> [What to work on]
List each line of the data in which the string "morí" appears.

Data entries:

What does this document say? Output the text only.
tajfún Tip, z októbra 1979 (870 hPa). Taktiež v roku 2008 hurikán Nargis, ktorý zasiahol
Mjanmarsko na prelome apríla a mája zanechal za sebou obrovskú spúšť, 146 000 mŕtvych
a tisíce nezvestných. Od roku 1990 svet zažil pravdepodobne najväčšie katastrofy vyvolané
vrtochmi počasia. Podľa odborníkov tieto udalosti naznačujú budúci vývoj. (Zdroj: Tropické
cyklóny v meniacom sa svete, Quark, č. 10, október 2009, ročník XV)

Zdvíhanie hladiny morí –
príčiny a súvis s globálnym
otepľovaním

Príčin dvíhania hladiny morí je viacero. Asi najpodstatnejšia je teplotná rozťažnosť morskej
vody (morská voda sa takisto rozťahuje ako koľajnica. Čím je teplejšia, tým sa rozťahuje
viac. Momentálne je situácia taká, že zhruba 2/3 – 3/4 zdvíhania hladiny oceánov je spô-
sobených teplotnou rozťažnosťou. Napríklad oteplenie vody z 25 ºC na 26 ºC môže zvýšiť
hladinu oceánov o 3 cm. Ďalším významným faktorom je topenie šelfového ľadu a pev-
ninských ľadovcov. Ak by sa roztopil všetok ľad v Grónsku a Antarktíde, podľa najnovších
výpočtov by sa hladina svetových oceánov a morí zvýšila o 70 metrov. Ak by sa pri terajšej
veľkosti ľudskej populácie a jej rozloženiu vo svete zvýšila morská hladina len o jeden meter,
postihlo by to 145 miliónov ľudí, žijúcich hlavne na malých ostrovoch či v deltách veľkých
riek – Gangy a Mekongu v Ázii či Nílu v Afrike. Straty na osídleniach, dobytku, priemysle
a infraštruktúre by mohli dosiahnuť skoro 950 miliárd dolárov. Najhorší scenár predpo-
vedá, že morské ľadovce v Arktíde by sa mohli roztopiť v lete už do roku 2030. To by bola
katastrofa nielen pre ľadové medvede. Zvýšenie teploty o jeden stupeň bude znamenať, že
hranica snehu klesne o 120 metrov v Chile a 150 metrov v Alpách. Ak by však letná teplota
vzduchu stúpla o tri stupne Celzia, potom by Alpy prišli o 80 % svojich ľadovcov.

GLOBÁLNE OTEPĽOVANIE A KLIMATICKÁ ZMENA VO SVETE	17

> [The output]
Zdvíhanie hladiny morí –
Príčin dvíhania hladiny morí je viacero. Asi najpodstatnejšia je teplotná rozťažnosť morskej
výpočtov by sa hladina svetových oceánov a morí zvýšila o 70 metrov. Ak by sa pri terajšej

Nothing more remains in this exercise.